▸ Problem statement: Reproduce the data in its entirety, exactly as supplied.

▸ Data for the task:

----------------

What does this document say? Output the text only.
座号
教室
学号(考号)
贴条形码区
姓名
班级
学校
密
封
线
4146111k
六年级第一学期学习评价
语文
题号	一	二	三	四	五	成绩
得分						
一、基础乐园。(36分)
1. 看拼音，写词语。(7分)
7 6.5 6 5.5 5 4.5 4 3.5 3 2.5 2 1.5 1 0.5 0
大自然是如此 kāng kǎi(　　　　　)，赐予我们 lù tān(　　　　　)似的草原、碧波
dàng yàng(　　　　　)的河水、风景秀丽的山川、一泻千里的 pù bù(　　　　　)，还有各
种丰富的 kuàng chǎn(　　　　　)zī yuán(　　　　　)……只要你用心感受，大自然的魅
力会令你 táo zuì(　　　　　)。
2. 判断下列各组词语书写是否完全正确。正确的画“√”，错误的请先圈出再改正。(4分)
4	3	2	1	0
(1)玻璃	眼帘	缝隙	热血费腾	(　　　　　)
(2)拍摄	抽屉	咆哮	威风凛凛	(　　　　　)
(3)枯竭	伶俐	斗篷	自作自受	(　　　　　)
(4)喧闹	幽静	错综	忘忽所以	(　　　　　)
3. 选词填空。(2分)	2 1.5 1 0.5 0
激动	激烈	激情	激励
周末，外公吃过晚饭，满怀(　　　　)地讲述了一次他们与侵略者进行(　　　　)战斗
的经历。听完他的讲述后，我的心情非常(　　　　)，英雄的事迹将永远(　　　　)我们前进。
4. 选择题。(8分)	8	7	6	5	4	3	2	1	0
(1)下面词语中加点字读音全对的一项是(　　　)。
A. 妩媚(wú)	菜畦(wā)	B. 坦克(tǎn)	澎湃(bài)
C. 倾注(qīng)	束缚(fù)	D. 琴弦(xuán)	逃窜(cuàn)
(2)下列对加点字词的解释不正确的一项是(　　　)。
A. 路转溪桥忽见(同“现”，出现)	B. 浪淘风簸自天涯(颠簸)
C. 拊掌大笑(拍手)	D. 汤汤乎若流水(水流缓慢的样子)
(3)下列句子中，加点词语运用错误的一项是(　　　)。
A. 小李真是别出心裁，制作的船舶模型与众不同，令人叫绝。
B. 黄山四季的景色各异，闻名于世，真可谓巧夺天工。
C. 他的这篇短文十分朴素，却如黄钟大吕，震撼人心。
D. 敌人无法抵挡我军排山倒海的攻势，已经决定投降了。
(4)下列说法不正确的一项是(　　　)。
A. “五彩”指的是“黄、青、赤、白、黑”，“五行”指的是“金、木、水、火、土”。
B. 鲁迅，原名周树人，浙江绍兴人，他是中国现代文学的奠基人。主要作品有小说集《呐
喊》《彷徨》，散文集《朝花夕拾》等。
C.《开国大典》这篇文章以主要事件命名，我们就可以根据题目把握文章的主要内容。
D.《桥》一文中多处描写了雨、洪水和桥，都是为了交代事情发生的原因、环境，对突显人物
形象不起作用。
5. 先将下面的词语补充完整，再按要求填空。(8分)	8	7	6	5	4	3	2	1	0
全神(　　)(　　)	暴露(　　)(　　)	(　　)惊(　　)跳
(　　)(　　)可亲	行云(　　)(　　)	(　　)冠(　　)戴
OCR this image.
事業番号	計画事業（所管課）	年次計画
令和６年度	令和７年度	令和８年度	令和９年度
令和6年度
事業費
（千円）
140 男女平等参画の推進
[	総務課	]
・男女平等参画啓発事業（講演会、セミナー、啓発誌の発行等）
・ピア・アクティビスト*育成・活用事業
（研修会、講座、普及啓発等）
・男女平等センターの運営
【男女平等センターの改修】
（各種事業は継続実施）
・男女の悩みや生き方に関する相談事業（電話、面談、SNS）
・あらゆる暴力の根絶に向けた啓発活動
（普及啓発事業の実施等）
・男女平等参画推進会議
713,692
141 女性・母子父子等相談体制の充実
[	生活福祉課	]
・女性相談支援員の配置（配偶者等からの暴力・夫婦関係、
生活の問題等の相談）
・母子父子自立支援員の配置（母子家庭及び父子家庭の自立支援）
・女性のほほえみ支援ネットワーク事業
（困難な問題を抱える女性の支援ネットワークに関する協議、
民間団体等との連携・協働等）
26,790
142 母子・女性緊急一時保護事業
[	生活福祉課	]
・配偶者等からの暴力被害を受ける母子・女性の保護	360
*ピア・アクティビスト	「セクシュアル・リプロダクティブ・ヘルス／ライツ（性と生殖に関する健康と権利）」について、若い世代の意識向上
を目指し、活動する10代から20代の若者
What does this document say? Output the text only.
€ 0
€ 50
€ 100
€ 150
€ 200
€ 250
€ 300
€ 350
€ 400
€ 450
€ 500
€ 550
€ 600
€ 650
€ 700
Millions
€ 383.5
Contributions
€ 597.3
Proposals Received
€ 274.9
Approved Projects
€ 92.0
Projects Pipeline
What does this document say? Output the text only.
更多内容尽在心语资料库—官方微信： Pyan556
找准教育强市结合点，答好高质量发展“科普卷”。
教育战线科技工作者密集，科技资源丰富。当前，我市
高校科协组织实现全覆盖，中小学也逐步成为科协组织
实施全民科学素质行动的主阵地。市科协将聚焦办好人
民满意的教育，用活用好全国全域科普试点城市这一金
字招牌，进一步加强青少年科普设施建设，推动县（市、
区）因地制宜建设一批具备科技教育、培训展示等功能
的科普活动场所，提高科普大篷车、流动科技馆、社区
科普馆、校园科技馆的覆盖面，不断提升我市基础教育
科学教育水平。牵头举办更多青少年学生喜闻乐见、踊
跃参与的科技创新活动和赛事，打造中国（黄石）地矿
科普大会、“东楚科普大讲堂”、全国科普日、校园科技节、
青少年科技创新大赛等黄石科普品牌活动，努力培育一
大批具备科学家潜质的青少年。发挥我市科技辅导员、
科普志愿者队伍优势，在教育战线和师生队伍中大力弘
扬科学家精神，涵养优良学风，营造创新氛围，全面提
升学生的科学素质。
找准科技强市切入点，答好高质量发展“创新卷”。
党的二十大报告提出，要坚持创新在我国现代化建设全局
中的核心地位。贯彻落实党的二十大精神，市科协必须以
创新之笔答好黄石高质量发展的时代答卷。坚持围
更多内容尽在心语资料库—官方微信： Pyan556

----------------

▸ Answer:
What does this document say? Output the text only.
座号
教室
学号(考号)
贴条形码区
姓名
班级
学校
密
封
线
4146111k
六年级第一学期学习评价
语文
题号	一	二	三	四	五	成绩
得分						
一、基础乐园。(36分)
1. 看拼音，写词语。(7分)
7 6.5 6 5.5 5 4.5 4 3.5 3 2.5 2 1.5 1 0.5 0
大自然是如此 kāng kǎi(　　　　　)，赐予我们 lù tān(　　　　　)似的草原、碧波
dàng yàng(　　　　　)的河水、风景秀丽的山川、一泻千里的 pù bù(　　　　　)，还有各
种丰富的 kuàng chǎn(　　　　　)zī yuán(　　　　　)……只要你用心感受，大自然的魅
力会令你 táo zuì(　　　　　)。
2. 判断下列各组词语书写是否完全正确。正确的画“√”，错误的请先圈出再改正。(4分)
4	3	2	1	0
(1)玻璃	眼帘	缝隙	热血费腾	(　　　　　)
(2)拍摄	抽屉	咆哮	威风凛凛	(　　　　　)
(3)枯竭	伶俐	斗篷	自作自受	(　　　　　)
(4)喧闹	幽静	错综	忘忽所以	(　　　　　)
3. 选词填空。(2分)	2 1.5 1 0.5 0
激动	激烈	激情	激励
周末，外公吃过晚饭，满怀(　　　　)地讲述了一次他们与侵略者进行(　　　　)战斗
的经历。听完他的讲述后，我的心情非常(　　　　)，英雄的事迹将永远(　　　　)我们前进。
4. 选择题。(8分)	8	7	6	5	4	3	2	1	0
(1)下面词语中加点字读音全对的一项是(　　　)。
A. 妩媚(wú)	菜畦(wā)	B. 坦克(tǎn)	澎湃(bài)
C. 倾注(qīng)	束缚(fù)	D. 琴弦(xuán)	逃窜(cuàn)
(2)下列对加点字词的解释不正确的一项是(　　　)。
A. 路转溪桥忽见(同“现”，出现)	B. 浪淘风簸自天涯(颠簸)
C. 拊掌大笑(拍手)	D. 汤汤乎若流水(水流缓慢的样子)
(3)下列句子中，加点词语运用错误的一项是(　　　)。
A. 小李真是别出心裁，制作的船舶模型与众不同，令人叫绝。
B. 黄山四季的景色各异，闻名于世，真可谓巧夺天工。
C. 他的这篇短文十分朴素，却如黄钟大吕，震撼人心。
D. 敌人无法抵挡我军排山倒海的攻势，已经决定投降了。
(4)下列说法不正确的一项是(　　　)。
A. “五彩”指的是“黄、青、赤、白、黑”，“五行”指的是“金、木、水、火、土”。
B. 鲁迅，原名周树人，浙江绍兴人，他是中国现代文学的奠基人。主要作品有小说集《呐
喊》《彷徨》，散文集《朝花夕拾》等。
C.《开国大典》这篇文章以主要事件命名，我们就可以根据题目把握文章的主要内容。
D.《桥》一文中多处描写了雨、洪水和桥，都是为了交代事情发生的原因、环境，对突显人物
形象不起作用。
5. 先将下面的词语补充完整，再按要求填空。(8分)	8	7	6	5	4	3	2	1	0
全神(　　)(　　)	暴露(　　)(　　)	(　　)惊(　　)跳
(　　)(　　)可亲	行云(　　)(　　)	(　　)冠(　　)戴
OCR this image.
事業番号	計画事業（所管課）	年次計画
令和６年度	令和７年度	令和８年度	令和９年度
令和6年度
事業費
（千円）
140 男女平等参画の推進
[	総務課	]
・男女平等参画啓発事業（講演会、セミナー、啓発誌の発行等）
・ピア・アクティビスト*育成・活用事業
（研修会、講座、普及啓発等）
・男女平等センターの運営
【男女平等センターの改修】
（各種事業は継続実施）
・男女の悩みや生き方に関する相談事業（電話、面談、SNS）
・あらゆる暴力の根絶に向けた啓発活動
（普及啓発事業の実施等）
・男女平等参画推進会議
713,692
141 女性・母子父子等相談体制の充実
[	生活福祉課	]
・女性相談支援員の配置（配偶者等からの暴力・夫婦関係、
生活の問題等の相談）
・母子父子自立支援員の配置（母子家庭及び父子家庭の自立支援）
・女性のほほえみ支援ネットワーク事業
（困難な問題を抱える女性の支援ネットワークに関する協議、
民間団体等との連携・協働等）
26,790
142 母子・女性緊急一時保護事業
[	生活福祉課	]
・配偶者等からの暴力被害を受ける母子・女性の保護	360
*ピア・アクティビスト	「セクシュアル・リプロダクティブ・ヘルス／ライツ（性と生殖に関する健康と権利）」について、若い世代の意識向上
を目指し、活動する10代から20代の若者
What does this document say? Output the text only.
€ 0
€ 50
€ 100
€ 150
€ 200
€ 250
€ 300
€ 350
€ 400
€ 450
€ 500
€ 550
€ 600
€ 650
€ 700
Millions
€ 383.5
Contributions
€ 597.3
Proposals Received
€ 274.9
Approved Projects
€ 92.0
Projects Pipeline
What does this document say? Output the text only.
更多内容尽在心语资料库—官方微信： Pyan556
找准教育强市结合点，答好高质量发展“科普卷”。
教育战线科技工作者密集，科技资源丰富。当前，我市
高校科协组织实现全覆盖，中小学也逐步成为科协组织
实施全民科学素质行动的主阵地。市科协将聚焦办好人
民满意的教育，用活用好全国全域科普试点城市这一金
字招牌，进一步加强青少年科普设施建设，推动县（市、
区）因地制宜建设一批具备科技教育、培训展示等功能
的科普活动场所，提高科普大篷车、流动科技馆、社区
科普馆、校园科技馆的覆盖面，不断提升我市基础教育
科学教育水平。牵头举办更多青少年学生喜闻乐见、踊
跃参与的科技创新活动和赛事，打造中国（黄石）地矿
科普大会、“东楚科普大讲堂”、全国科普日、校园科技节、
青少年科技创新大赛等黄石科普品牌活动，努力培育一
大批具备科学家潜质的青少年。发挥我市科技辅导员、
科普志愿者队伍优势，在教育战线和师生队伍中大力弘
扬科学家精神，涵养优良学风，营造创新氛围，全面提
升学生的科学素质。
找准科技强市切入点，答好高质量发展“创新卷”。
党的二十大报告提出，要坚持创新在我国现代化建设全局
中的核心地位。贯彻落实党的二十大精神，市科协必须以
创新之笔答好黄石高质量发展的时代答卷。坚持围
更多内容尽在心语资料库—官方微信： Pyan556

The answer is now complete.